§ GIVEN EXERCISE
Tally the lines that include the word "source" and reply with nothing but the total.

§ DATA SUPPLIED
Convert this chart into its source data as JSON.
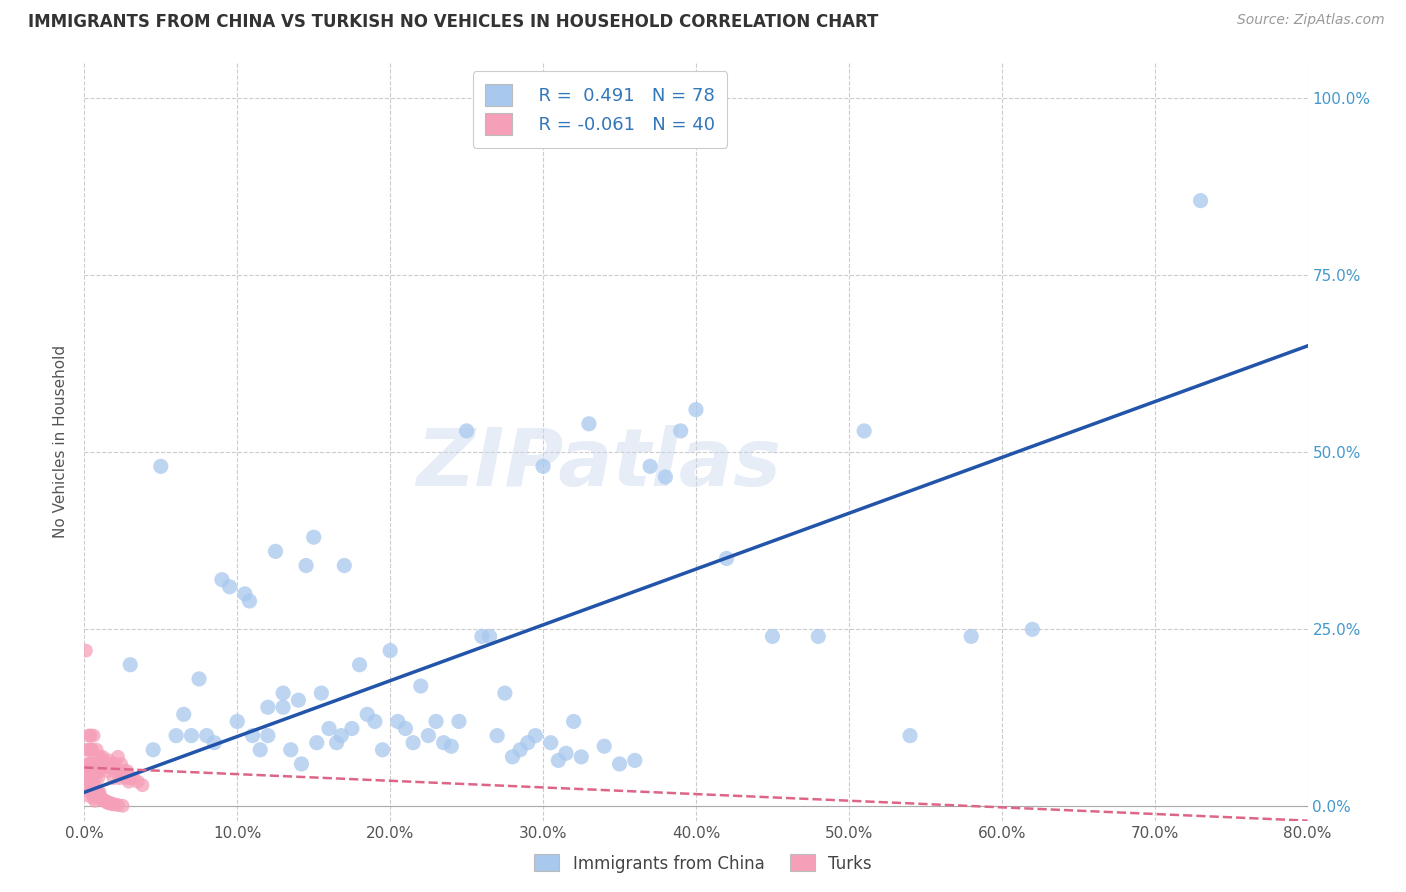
{
  "title": "IMMIGRANTS FROM CHINA VS TURKISH NO VEHICLES IN HOUSEHOLD CORRELATION CHART",
  "source": "Source: ZipAtlas.com",
  "ylabel_label": "No Vehicles in Household",
  "legend_label_china": "Immigrants from China",
  "legend_label_turks": "Turks",
  "legend_r_china": "R =  0.491",
  "legend_n_china": "N = 78",
  "legend_r_turks": "R = -0.061",
  "legend_n_turks": "N = 40",
  "color_china": "#A8C8EE",
  "color_turks": "#F5A0B8",
  "color_trendline_china": "#2255AA",
  "color_trendline_turks": "#DD6688",
  "watermark": "ZIPatlas",
  "china_x": [
    0.03,
    0.045,
    0.05,
    0.06,
    0.065,
    0.07,
    0.075,
    0.08,
    0.085,
    0.09,
    0.095,
    0.1,
    0.105,
    0.108,
    0.11,
    0.115,
    0.12,
    0.12,
    0.125,
    0.13,
    0.13,
    0.135,
    0.14,
    0.142,
    0.145,
    0.15,
    0.152,
    0.155,
    0.16,
    0.165,
    0.168,
    0.17,
    0.175,
    0.18,
    0.185,
    0.19,
    0.195,
    0.2,
    0.205,
    0.21,
    0.215,
    0.22,
    0.225,
    0.23,
    0.235,
    0.24,
    0.245,
    0.25,
    0.26,
    0.265,
    0.27,
    0.275,
    0.28,
    0.285,
    0.29,
    0.295,
    0.3,
    0.305,
    0.31,
    0.315,
    0.32,
    0.325,
    0.33,
    0.34,
    0.35,
    0.36,
    0.37,
    0.38,
    0.39,
    0.4,
    0.42,
    0.45,
    0.48,
    0.51,
    0.54,
    0.58,
    0.62,
    0.73
  ],
  "china_y": [
    0.2,
    0.08,
    0.48,
    0.1,
    0.13,
    0.1,
    0.18,
    0.1,
    0.09,
    0.32,
    0.31,
    0.12,
    0.3,
    0.29,
    0.1,
    0.08,
    0.14,
    0.1,
    0.36,
    0.14,
    0.16,
    0.08,
    0.15,
    0.06,
    0.34,
    0.38,
    0.09,
    0.16,
    0.11,
    0.09,
    0.1,
    0.34,
    0.11,
    0.2,
    0.13,
    0.12,
    0.08,
    0.22,
    0.12,
    0.11,
    0.09,
    0.17,
    0.1,
    0.12,
    0.09,
    0.085,
    0.12,
    0.53,
    0.24,
    0.24,
    0.1,
    0.16,
    0.07,
    0.08,
    0.09,
    0.1,
    0.48,
    0.09,
    0.065,
    0.075,
    0.12,
    0.07,
    0.54,
    0.085,
    0.06,
    0.065,
    0.48,
    0.465,
    0.53,
    0.56,
    0.35,
    0.24,
    0.24,
    0.53,
    0.1,
    0.24,
    0.25,
    0.855
  ],
  "turks_x": [
    0.002,
    0.003,
    0.003,
    0.004,
    0.004,
    0.005,
    0.005,
    0.006,
    0.006,
    0.007,
    0.007,
    0.008,
    0.008,
    0.009,
    0.009,
    0.01,
    0.01,
    0.011,
    0.012,
    0.013,
    0.014,
    0.015,
    0.016,
    0.017,
    0.018,
    0.019,
    0.02,
    0.021,
    0.022,
    0.023,
    0.024,
    0.025,
    0.026,
    0.027,
    0.028,
    0.029,
    0.03,
    0.032,
    0.035,
    0.038
  ],
  "turks_y": [
    0.06,
    0.08,
    0.04,
    0.1,
    0.05,
    0.08,
    0.06,
    0.1,
    0.05,
    0.06,
    0.04,
    0.08,
    0.05,
    0.06,
    0.04,
    0.07,
    0.05,
    0.065,
    0.07,
    0.055,
    0.06,
    0.05,
    0.065,
    0.055,
    0.06,
    0.04,
    0.06,
    0.05,
    0.07,
    0.04,
    0.06,
    0.045,
    0.05,
    0.04,
    0.05,
    0.035,
    0.04,
    0.04,
    0.035,
    0.03
  ],
  "turks_cluster_x": [
    0.001,
    0.002,
    0.002,
    0.002,
    0.003,
    0.003,
    0.003,
    0.004,
    0.004,
    0.004,
    0.005,
    0.005,
    0.005,
    0.005,
    0.006,
    0.006,
    0.006,
    0.007,
    0.007,
    0.008,
    0.008,
    0.009,
    0.01,
    0.01,
    0.011,
    0.012,
    0.013,
    0.014,
    0.015,
    0.016,
    0.017,
    0.018,
    0.02,
    0.022,
    0.025,
    0.003,
    0.004,
    0.005,
    0.006,
    0.007
  ],
  "turks_cluster_y": [
    0.22,
    0.05,
    0.08,
    0.03,
    0.04,
    0.06,
    0.1,
    0.03,
    0.05,
    0.08,
    0.04,
    0.06,
    0.02,
    0.08,
    0.03,
    0.05,
    0.02,
    0.025,
    0.015,
    0.02,
    0.015,
    0.02,
    0.015,
    0.02,
    0.01,
    0.01,
    0.008,
    0.008,
    0.005,
    0.005,
    0.005,
    0.003,
    0.003,
    0.002,
    0.001,
    0.015,
    0.025,
    0.018,
    0.012,
    0.008
  ],
  "xlim": [
    0.0,
    0.8
  ],
  "ylim": [
    -0.02,
    1.05
  ],
  "xtick_vals": [
    0.0,
    0.1,
    0.2,
    0.3,
    0.4,
    0.5,
    0.6,
    0.7,
    0.8
  ],
  "ytick_vals": [
    0.0,
    0.25,
    0.5,
    0.75,
    1.0
  ],
  "background_color": "#FFFFFF",
  "grid_color": "#CCCCCC"
}
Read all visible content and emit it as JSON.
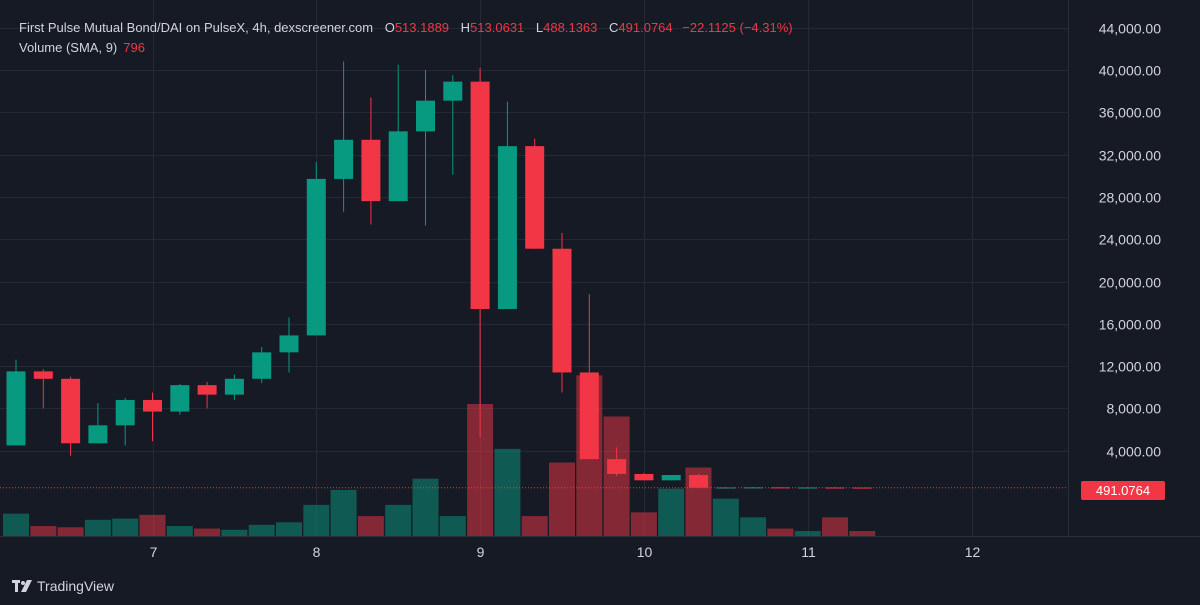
{
  "legend": {
    "title": "First Pulse Mutual Bond/DAI on PulseX, 4h, dexscreener.com",
    "o_label": "O",
    "o_value": "513.1889",
    "h_label": "H",
    "h_value": "513.0631",
    "l_label": "L",
    "l_value": "488.1363",
    "c_label": "C",
    "c_value": "491.0764",
    "change": "−22.1125 (−4.31%)",
    "volume_label": "Volume (SMA, 9)",
    "volume_value": "796"
  },
  "price_tag": "491.0764",
  "brand": {
    "name": "TradingView",
    "icon": "tradingview-logo-icon"
  },
  "colors": {
    "background": "#161a25",
    "up": "#089981",
    "down": "#f23645",
    "grid": "#242936",
    "text": "#d1d4dc"
  },
  "chart_data": {
    "type": "candlestick",
    "interval": "4h",
    "ylim": [
      0,
      46000
    ],
    "y_ticks": [
      "4,000.00",
      "8,000.00",
      "12,000.00",
      "16,000.00",
      "20,000.00",
      "24,000.00",
      "28,000.00",
      "32,000.00",
      "36,000.00",
      "40,000.00",
      "44,000.00"
    ],
    "y_tick_values": [
      4000,
      8000,
      12000,
      16000,
      20000,
      24000,
      28000,
      32000,
      36000,
      40000,
      44000
    ],
    "x_ticks": [
      "7",
      "8",
      "9",
      "10",
      "11",
      "12"
    ],
    "x_tick_index": [
      5,
      11,
      17,
      23,
      29,
      35
    ],
    "last_price": 491.0764,
    "candles": [
      {
        "o": 4500,
        "h": 12600,
        "l": 4500,
        "c": 11500
      },
      {
        "o": 11500,
        "h": 11700,
        "l": 8000,
        "c": 10800
      },
      {
        "o": 10800,
        "h": 11000,
        "l": 3500,
        "c": 4700
      },
      {
        "o": 4700,
        "h": 8500,
        "l": 4700,
        "c": 6400
      },
      {
        "o": 6400,
        "h": 9000,
        "l": 4500,
        "c": 8800
      },
      {
        "o": 8800,
        "h": 9500,
        "l": 4900,
        "c": 7700
      },
      {
        "o": 7700,
        "h": 10300,
        "l": 7400,
        "c": 10200
      },
      {
        "o": 10200,
        "h": 10500,
        "l": 8000,
        "c": 9300
      },
      {
        "o": 9300,
        "h": 11200,
        "l": 8800,
        "c": 10800
      },
      {
        "o": 10800,
        "h": 13800,
        "l": 10400,
        "c": 13300
      },
      {
        "o": 13300,
        "h": 16600,
        "l": 11400,
        "c": 14900
      },
      {
        "o": 14900,
        "h": 31300,
        "l": 14900,
        "c": 29700
      },
      {
        "o": 29700,
        "h": 40800,
        "l": 26600,
        "c": 33400
      },
      {
        "o": 33400,
        "h": 37400,
        "l": 25400,
        "c": 27600
      },
      {
        "o": 27600,
        "h": 40500,
        "l": 27600,
        "c": 34200
      },
      {
        "o": 34200,
        "h": 40000,
        "l": 25300,
        "c": 37100
      },
      {
        "o": 37100,
        "h": 39500,
        "l": 30100,
        "c": 38900
      },
      {
        "o": 38900,
        "h": 40200,
        "l": 5300,
        "c": 17400
      },
      {
        "o": 17400,
        "h": 37000,
        "l": 17400,
        "c": 32800
      },
      {
        "o": 32800,
        "h": 33500,
        "l": 23100,
        "c": 23100
      },
      {
        "o": 23100,
        "h": 24600,
        "l": 9500,
        "c": 11400
      },
      {
        "o": 11400,
        "h": 18800,
        "l": 3200,
        "c": 3200
      },
      {
        "o": 3200,
        "h": 4300,
        "l": 1600,
        "c": 1800
      },
      {
        "o": 1800,
        "h": 1900,
        "l": 1200,
        "c": 1200
      },
      {
        "o": 1200,
        "h": 1700,
        "l": 1200,
        "c": 1700
      },
      {
        "o": 1700,
        "h": 1800,
        "l": 500,
        "c": 500
      },
      {
        "o": 500,
        "h": 550,
        "l": 450,
        "c": 520
      },
      {
        "o": 520,
        "h": 560,
        "l": 480,
        "c": 530
      },
      {
        "o": 530,
        "h": 560,
        "l": 470,
        "c": 480
      },
      {
        "o": 480,
        "h": 540,
        "l": 460,
        "c": 520
      },
      {
        "o": 520,
        "h": 560,
        "l": 480,
        "c": 500
      },
      {
        "o": 513,
        "h": 513,
        "l": 488,
        "c": 491
      }
    ],
    "volume": [
      1800,
      800,
      700,
      1300,
      1400,
      1700,
      800,
      600,
      500,
      900,
      1100,
      2500,
      3700,
      1600,
      2500,
      4600,
      1600,
      10600,
      7000,
      1600,
      5900,
      12900,
      9600,
      1900,
      3800,
      5500,
      3000,
      1500,
      600,
      400,
      1500,
      400
    ]
  }
}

§ RESPONSE
2